GIVEN EXERCISE - Keep only the lines that hold the string "Communication", filtering out the rest of the entries below.

>> Begin PROVIDED DATA

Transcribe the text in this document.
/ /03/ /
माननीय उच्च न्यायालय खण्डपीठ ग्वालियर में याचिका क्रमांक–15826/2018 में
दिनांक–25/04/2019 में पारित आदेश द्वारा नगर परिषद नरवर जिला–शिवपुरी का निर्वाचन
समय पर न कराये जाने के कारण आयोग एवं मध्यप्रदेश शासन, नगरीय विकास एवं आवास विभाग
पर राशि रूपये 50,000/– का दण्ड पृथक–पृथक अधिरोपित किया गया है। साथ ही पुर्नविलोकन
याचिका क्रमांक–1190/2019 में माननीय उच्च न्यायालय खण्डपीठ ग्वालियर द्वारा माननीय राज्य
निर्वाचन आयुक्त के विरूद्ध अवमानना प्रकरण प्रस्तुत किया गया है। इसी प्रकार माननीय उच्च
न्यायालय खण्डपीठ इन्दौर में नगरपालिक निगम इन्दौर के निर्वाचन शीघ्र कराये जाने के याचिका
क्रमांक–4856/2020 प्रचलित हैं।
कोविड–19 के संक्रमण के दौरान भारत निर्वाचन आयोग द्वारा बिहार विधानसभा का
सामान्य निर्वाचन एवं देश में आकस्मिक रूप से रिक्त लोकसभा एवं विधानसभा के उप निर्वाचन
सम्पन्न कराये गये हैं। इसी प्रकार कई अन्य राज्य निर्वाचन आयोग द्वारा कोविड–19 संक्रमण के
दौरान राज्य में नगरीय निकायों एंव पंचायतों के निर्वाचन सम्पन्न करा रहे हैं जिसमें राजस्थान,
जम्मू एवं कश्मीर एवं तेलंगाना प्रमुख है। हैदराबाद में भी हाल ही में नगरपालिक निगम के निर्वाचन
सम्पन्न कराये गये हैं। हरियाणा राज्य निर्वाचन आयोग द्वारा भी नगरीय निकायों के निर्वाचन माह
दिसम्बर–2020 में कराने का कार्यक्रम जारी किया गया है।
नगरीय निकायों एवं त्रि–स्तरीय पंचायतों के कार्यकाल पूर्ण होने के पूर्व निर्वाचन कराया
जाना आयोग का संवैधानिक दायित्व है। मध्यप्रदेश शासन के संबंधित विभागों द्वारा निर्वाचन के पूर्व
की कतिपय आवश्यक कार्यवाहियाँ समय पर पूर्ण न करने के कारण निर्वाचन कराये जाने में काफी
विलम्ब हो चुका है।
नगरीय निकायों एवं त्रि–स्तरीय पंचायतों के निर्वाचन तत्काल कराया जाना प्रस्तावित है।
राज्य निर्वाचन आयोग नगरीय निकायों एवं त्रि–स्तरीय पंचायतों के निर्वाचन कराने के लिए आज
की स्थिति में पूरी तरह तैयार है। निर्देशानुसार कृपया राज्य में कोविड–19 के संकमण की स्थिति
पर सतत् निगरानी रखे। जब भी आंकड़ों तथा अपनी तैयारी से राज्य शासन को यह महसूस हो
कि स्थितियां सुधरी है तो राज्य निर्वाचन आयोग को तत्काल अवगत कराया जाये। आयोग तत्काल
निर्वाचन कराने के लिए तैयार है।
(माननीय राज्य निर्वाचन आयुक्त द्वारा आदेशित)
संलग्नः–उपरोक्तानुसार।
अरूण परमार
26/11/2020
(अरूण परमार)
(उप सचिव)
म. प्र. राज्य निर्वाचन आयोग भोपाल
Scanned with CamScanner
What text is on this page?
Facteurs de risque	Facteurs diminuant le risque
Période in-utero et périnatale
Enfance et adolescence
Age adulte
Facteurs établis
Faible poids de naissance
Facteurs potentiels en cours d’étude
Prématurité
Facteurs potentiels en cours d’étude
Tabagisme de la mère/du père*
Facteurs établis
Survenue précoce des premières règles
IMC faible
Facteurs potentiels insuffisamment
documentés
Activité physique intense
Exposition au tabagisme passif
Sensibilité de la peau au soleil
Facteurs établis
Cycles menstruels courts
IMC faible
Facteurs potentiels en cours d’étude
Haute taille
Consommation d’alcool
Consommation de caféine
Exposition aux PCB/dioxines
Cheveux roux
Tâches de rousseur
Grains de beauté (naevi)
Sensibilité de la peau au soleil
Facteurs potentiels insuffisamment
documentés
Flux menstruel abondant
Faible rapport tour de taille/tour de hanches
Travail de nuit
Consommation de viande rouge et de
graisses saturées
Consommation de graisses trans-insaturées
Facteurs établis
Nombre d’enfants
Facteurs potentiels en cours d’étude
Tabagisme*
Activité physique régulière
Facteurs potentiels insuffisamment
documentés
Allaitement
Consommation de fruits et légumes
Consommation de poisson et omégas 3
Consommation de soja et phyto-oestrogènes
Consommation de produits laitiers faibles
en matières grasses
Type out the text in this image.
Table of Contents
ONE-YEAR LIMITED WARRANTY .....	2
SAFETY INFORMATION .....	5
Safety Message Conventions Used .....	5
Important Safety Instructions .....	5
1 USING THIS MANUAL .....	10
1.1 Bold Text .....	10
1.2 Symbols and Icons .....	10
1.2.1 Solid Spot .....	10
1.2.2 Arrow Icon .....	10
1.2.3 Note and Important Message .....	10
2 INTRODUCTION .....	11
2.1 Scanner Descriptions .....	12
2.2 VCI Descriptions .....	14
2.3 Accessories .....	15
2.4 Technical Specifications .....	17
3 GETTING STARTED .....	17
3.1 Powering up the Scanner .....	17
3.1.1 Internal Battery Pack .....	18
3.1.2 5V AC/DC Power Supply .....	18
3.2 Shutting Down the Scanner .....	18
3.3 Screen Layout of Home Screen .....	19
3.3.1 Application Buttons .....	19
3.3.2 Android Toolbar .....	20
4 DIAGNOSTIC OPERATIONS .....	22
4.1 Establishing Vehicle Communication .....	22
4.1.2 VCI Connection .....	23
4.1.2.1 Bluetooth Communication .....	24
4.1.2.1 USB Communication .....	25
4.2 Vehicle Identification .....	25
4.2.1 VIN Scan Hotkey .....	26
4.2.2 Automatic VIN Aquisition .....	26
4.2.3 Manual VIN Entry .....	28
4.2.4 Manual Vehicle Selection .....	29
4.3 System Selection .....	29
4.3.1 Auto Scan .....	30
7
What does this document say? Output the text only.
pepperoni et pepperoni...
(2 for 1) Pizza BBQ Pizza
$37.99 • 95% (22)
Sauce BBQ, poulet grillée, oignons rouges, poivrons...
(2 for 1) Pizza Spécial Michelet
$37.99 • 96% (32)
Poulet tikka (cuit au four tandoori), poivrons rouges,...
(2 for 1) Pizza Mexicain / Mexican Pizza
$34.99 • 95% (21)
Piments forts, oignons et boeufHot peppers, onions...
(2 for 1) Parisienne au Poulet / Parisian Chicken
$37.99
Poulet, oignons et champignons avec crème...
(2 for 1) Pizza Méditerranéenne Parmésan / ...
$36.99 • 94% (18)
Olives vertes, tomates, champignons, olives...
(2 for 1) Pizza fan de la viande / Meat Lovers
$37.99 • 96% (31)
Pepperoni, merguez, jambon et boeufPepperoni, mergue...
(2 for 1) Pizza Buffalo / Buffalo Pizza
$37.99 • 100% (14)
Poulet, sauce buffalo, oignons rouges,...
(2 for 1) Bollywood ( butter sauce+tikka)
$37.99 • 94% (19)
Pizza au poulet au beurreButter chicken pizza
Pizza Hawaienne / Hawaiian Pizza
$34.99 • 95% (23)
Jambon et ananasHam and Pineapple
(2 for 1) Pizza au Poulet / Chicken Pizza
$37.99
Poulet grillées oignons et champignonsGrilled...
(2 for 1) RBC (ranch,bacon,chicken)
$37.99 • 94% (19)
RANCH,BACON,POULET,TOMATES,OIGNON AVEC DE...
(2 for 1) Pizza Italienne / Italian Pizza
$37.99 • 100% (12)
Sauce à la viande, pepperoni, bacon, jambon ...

>> End PROVIDED DATA

WRITTEN RESPONSE -
4.1 Establishing Vehicle Communication .....	22
4.1.2.1 Bluetooth Communication .....	24
4.1.2.1 USB Communication .....	25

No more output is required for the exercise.